■ **YOUR INSTRUCTIONS**:
Find how many lines in the material hold the word "Archbishop", then state that number and nothing more.

Data entries
--------------------

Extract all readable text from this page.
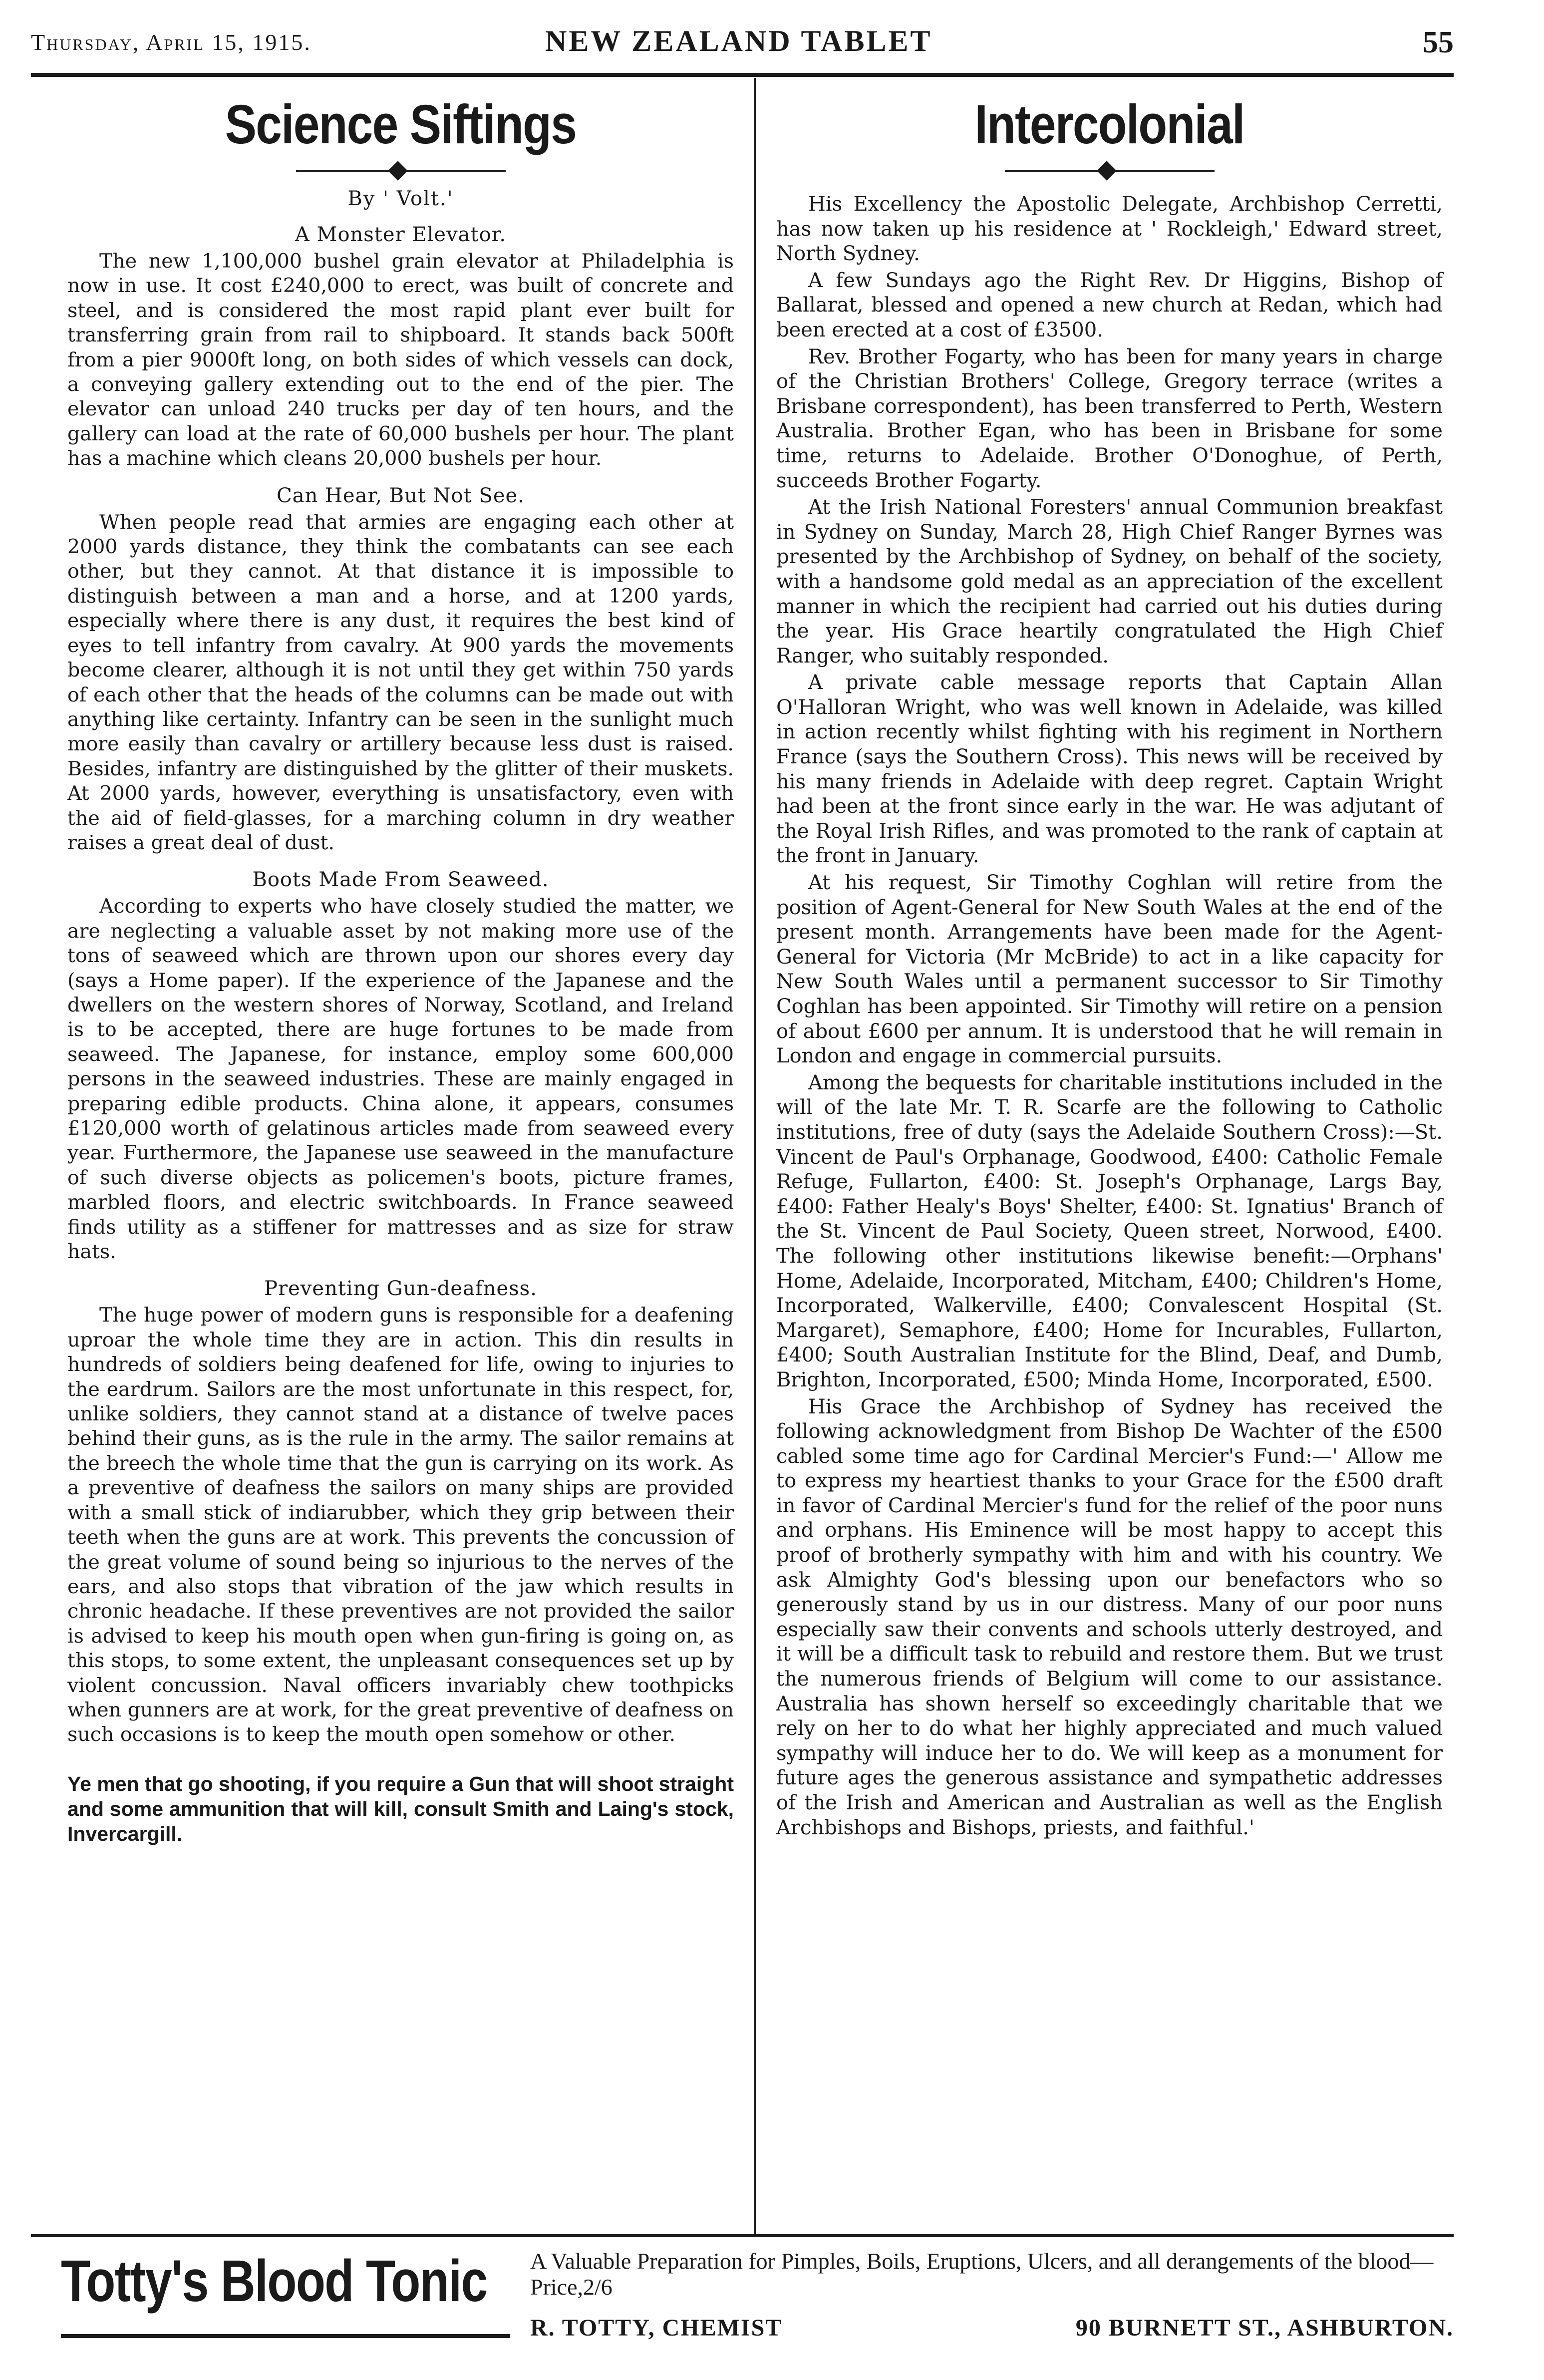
Thursday, April 15, 1915.	NEW ZEALAND TABLET	55
Science Siftings
By ' Volt.'
A Monster Elevator.

The new 1,100,000 bushel grain elevator at Philadelphia is now in use. It cost £240,000 to erect, was built of concrete and steel, and is considered the most rapid plant ever built for transferring grain from rail to shipboard. It stands back 500ft from a pier 9000ft long, on both sides of which vessels can dock, a conveying gallery extending out to the end of the pier. The elevator can unload 240 trucks per day of ten hours, and the gallery can load at the rate of 60,000 bushels per hour. The plant has a machine which cleans 20,000 bushels per hour.

Can Hear, But Not See.

When people read that armies are engaging each other at 2000 yards distance, they think the combatants can see each other, but they cannot. At that distance it is impossible to distinguish between a man and a horse, and at 1200 yards, especially where there is any dust, it requires the best kind of eyes to tell infantry from cavalry. At 900 yards the movements become clearer, although it is not until they get within 750 yards of each other that the heads of the columns can be made out with anything like certainty. Infantry can be seen in the sunlight much more easily than cavalry or artillery because less dust is raised. Besides, infantry are distinguished by the glitter of their muskets. At 2000 yards, however, everything is unsatisfactory, even with the aid of field-glasses, for a marching column in dry weather raises a great deal of dust.

Boots Made From Seaweed.

According to experts who have closely studied the matter, we are neglecting a valuable asset by not making more use of the tons of seaweed which are thrown upon our shores every day (says a Home paper). If the experience of the Japanese and the dwellers on the western shores of Norway, Scotland, and Ireland is to be accepted, there are huge fortunes to be made from seaweed. The Japanese, for instance, employ some 600,000 persons in the seaweed industries. These are mainly engaged in preparing edible products. China alone, it appears, consumes £120,000 worth of gelatinous articles made from seaweed every year. Furthermore, the Japanese use seaweed in the manufacture of such diverse objects as policemen's boots, picture frames, marbled floors, and electric switchboards. In France seaweed finds utility as a stiffener for mattresses and as size for straw hats.

Preventing Gun-deafness.

The huge power of modern guns is responsible for a deafening uproar the whole time they are in action. This din results in hundreds of soldiers being deafened for life, owing to injuries to the eardrum. Sailors are the most unfortunate in this respect, for, unlike soldiers, they cannot stand at a distance of twelve paces behind their guns, as is the rule in the army. The sailor remains at the breech the whole time that the gun is carrying on its work. As a preventive of deafness the sailors on many ships are provided with a small stick of indiarubber, which they grip between their teeth when the guns are at work. This prevents the concussion of the great volume of sound being so injurious to the nerves of the ears, and also stops that vibration of the jaw which results in chronic headache. If these preventives are not provided the sailor is advised to keep his mouth open when gun-firing is going on, as this stops, to some extent, the unpleasant consequences set up by violent concussion. Naval officers invariably chew toothpicks when gunners are at work, for the great preventive of deafness on such occasions is to keep the mouth open somehow or other.

Ye men that go shooting, if you require a Gun that will shoot straight and some ammunition that will kill, consult Smith and Laing's stock, Invercargill.
Intercolonial

His Excellency the Apostolic Delegate, Archbishop Cerretti, has now taken up his residence at ' Rockleigh,' Edward street, North Sydney.

A few Sundays ago the Right Rev. Dr Higgins, Bishop of Ballarat, blessed and opened a new church at Redan, which had been erected at a cost of £3500.

Rev. Brother Fogarty, who has been for many years in charge of the Christian Brothers' College, Gregory terrace (writes a Brisbane correspondent), has been transferred to Perth, Western Australia. Brother Egan, who has been in Brisbane for some time, returns to Adelaide. Brother O'Donoghue, of Perth, succeeds Brother Fogarty.

At the Irish National Foresters' annual Communion breakfast in Sydney on Sunday, March 28, High Chief Ranger Byrnes was presented by the Archbishop of Sydney, on behalf of the society, with a handsome gold medal as an appreciation of the excellent manner in which the recipient had carried out his duties during the year. His Grace heartily congratulated the High Chief Ranger, who suitably responded.

A private cable message reports that Captain Allan O'Halloran Wright, who was well known in Adelaide, was killed in action recently whilst fighting with his regiment in Northern France (says the Southern Cross). This news will be received by his many friends in Adelaide with deep regret. Captain Wright had been at the front since early in the war. He was adjutant of the Royal Irish Rifles, and was promoted to the rank of captain at the front in January.

At his request, Sir Timothy Coghlan will retire from the position of Agent-General for New South Wales at the end of the present month. Arrangements have been made for the Agent-General for Victoria (Mr McBride) to act in a like capacity for New South Wales until a permanent successor to Sir Timothy Coghlan has been appointed. Sir Timothy will retire on a pension of about £600 per annum. It is understood that he will remain in London and engage in commercial pursuits.

Among the bequests for charitable institutions included in the will of the late Mr. T. R. Scarfe are the following to Catholic institutions, free of duty (says the Adelaide Southern Cross):—St. Vincent de Paul's Orphanage, Goodwood, £400: Catholic Female Refuge, Fullarton, £400: St. Joseph's Orphanage, Largs Bay, £400: Father Healy's Boys' Shelter, £400: St. Ignatius' Branch of the St. Vincent de Paul Society, Queen street, Norwood, £400. The following other institutions likewise benefit:—Orphans' Home, Adelaide, Incorporated, Mitcham, £400; Children's Home, Incorporated, Walkerville, £400; Convalescent Hospital (St. Margaret), Semaphore, £400; Home for Incurables, Fullarton, £400; South Australian Institute for the Blind, Deaf, and Dumb, Brighton, Incorporated, £500; Minda Home, Incorporated, £500.

His Grace the Archbishop of Sydney has received the following acknowledgment from Bishop De Wachter of the £500 cabled some time ago for Cardinal Mercier's Fund:—' Allow me to express my heartiest thanks to your Grace for the £500 draft in favor of Cardinal Mercier's fund for the relief of the poor nuns and orphans. His Eminence will be most happy to accept this proof of brotherly sympathy with him and with his country. We ask Almighty God's blessing upon our benefactors who so generously stand by us in our distress. Many of our poor nuns especially saw their convents and schools utterly destroyed, and it will be a difficult task to rebuild and restore them. But we trust the numerous friends of Belgium will come to our assistance. Australia has shown herself so exceedingly charitable that we rely on her to do what her highly appreciated and much valued sympathy will induce her to do. We will keep as a monument for future ages the generous assistance and sympathetic addresses of the Irish and American and Australian as well as the English Archbishops and Bishops, priests, and faithful.'

Totty's Blood Tonic A Valuable Preparation for Pimples, Boils, Eruptions, Ulcers, and all derangements of the blood—Price,2/6
R. TOTTY, CHEMIST	90 BURNETT ST., ASHBURTON.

--------------------

■ **FINAL ANSWER**:
3